◆ What needs to be done
In the entries below, spot each line with the word "which" and copy it.

◆ Stored data entries
○ ○ ○

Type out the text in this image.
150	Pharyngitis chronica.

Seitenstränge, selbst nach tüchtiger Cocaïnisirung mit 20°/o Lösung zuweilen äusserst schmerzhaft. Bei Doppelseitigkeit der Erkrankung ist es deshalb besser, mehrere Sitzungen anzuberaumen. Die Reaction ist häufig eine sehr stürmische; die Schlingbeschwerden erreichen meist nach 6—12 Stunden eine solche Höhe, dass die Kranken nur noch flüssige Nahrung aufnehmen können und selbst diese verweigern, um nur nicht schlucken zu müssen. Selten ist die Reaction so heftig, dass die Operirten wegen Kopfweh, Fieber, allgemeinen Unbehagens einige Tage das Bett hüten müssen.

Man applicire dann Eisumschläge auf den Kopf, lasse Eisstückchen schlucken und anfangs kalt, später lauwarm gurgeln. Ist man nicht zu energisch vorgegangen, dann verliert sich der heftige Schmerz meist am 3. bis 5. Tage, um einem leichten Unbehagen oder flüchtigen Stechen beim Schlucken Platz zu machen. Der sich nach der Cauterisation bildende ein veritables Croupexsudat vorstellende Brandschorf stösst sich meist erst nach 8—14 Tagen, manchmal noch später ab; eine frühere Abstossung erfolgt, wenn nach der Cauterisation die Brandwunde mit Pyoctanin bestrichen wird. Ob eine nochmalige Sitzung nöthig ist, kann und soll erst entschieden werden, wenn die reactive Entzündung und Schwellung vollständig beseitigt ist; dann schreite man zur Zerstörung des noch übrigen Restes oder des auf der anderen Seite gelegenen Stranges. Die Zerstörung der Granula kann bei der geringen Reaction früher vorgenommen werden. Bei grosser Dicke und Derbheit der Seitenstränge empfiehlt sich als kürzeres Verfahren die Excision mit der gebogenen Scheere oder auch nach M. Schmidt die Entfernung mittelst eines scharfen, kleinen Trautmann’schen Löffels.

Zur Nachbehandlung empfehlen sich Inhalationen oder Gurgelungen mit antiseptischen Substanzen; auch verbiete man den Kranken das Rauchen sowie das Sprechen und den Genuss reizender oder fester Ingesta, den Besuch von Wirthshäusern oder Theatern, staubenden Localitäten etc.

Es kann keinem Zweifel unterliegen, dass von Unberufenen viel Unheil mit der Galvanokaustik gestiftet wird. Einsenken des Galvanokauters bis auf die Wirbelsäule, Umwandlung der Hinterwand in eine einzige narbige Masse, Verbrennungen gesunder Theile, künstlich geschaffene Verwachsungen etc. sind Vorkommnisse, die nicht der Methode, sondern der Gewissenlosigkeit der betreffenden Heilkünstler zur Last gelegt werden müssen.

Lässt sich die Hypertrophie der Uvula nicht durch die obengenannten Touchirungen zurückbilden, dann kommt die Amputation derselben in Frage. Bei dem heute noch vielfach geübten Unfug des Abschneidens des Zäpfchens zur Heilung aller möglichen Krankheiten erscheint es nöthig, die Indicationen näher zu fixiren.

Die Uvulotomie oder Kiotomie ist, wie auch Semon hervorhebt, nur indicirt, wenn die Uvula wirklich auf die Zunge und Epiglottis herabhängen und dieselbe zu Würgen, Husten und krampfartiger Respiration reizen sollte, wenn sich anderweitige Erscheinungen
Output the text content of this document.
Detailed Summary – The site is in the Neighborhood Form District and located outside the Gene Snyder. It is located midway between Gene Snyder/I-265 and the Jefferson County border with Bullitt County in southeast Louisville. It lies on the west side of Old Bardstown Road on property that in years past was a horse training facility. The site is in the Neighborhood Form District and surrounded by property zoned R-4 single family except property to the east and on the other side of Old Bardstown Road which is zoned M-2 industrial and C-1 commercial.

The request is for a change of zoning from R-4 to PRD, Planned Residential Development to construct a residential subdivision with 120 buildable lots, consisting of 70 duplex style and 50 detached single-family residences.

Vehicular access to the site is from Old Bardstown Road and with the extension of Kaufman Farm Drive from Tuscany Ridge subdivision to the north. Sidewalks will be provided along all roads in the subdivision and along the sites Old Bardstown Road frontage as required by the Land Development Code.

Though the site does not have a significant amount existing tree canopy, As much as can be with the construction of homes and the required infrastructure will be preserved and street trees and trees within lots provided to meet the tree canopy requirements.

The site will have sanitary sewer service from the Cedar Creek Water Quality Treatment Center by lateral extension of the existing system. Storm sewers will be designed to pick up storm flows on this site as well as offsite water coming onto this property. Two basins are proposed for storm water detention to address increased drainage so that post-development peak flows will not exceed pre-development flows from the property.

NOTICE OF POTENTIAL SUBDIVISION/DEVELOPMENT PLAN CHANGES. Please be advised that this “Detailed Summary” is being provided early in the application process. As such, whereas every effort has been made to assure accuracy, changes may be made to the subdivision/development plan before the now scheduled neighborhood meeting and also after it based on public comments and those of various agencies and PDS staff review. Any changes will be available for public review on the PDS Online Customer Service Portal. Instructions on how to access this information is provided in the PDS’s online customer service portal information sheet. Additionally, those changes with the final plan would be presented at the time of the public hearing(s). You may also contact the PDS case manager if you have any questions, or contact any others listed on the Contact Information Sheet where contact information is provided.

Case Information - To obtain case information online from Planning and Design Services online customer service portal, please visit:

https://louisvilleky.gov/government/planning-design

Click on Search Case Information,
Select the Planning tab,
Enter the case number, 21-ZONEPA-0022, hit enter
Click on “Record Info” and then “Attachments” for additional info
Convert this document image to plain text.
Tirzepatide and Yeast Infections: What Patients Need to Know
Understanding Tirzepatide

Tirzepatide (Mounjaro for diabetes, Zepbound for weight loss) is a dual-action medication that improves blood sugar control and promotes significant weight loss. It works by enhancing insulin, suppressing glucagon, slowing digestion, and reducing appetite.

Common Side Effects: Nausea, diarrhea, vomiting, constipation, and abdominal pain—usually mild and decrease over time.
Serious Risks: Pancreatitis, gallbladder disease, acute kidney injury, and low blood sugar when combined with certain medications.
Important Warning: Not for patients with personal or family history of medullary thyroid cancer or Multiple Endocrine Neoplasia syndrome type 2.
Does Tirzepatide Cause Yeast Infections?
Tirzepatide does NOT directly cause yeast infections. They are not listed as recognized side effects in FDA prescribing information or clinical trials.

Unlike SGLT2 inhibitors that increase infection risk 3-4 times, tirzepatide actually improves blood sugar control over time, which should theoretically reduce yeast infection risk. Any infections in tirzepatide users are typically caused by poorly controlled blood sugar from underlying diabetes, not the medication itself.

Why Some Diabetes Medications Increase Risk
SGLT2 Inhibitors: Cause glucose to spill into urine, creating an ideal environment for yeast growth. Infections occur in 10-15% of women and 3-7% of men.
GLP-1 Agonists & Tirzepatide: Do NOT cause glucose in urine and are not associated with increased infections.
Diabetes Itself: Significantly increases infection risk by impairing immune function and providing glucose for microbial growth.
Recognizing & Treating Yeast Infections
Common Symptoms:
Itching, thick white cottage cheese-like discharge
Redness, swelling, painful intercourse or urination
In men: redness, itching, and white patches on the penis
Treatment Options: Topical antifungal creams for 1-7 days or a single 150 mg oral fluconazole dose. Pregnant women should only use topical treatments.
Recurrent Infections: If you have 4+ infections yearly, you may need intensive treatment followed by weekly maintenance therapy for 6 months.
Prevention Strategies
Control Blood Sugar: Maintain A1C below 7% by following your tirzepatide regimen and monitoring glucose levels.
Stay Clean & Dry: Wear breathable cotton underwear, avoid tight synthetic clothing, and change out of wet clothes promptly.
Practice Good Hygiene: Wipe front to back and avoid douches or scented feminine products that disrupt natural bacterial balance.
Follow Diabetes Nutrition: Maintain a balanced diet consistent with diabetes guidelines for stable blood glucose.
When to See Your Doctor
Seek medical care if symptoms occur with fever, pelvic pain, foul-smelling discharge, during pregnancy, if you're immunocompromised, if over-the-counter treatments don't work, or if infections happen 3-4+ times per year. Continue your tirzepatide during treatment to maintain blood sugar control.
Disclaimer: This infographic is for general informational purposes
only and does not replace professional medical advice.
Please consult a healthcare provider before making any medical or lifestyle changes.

○ ○ ○

◆ Your solution
Detailed Summary – The site is in the Neighborhood Form District and located outside the Gene Snyder. It is located midway between Gene Snyder/I-265 and the Jefferson County border with Bullitt County in southeast Louisville. It lies on the west side of Old Bardstown Road on property that in years past was a horse training facility. The site is in the Neighborhood Form District and surrounded by property zoned R-4 single family except property to the east and on the other side of Old Bardstown Road which is zoned M-2 industrial and C-1 commercial.
Unlike SGLT2 inhibitors that increase infection risk 3-4 times, tirzepatide actually improves blood sugar control over time, which should theoretically reduce yeast infection risk. Any infections in tirzepatide users are typically caused by poorly controlled blood sugar from underlying diabetes, not the medication itself.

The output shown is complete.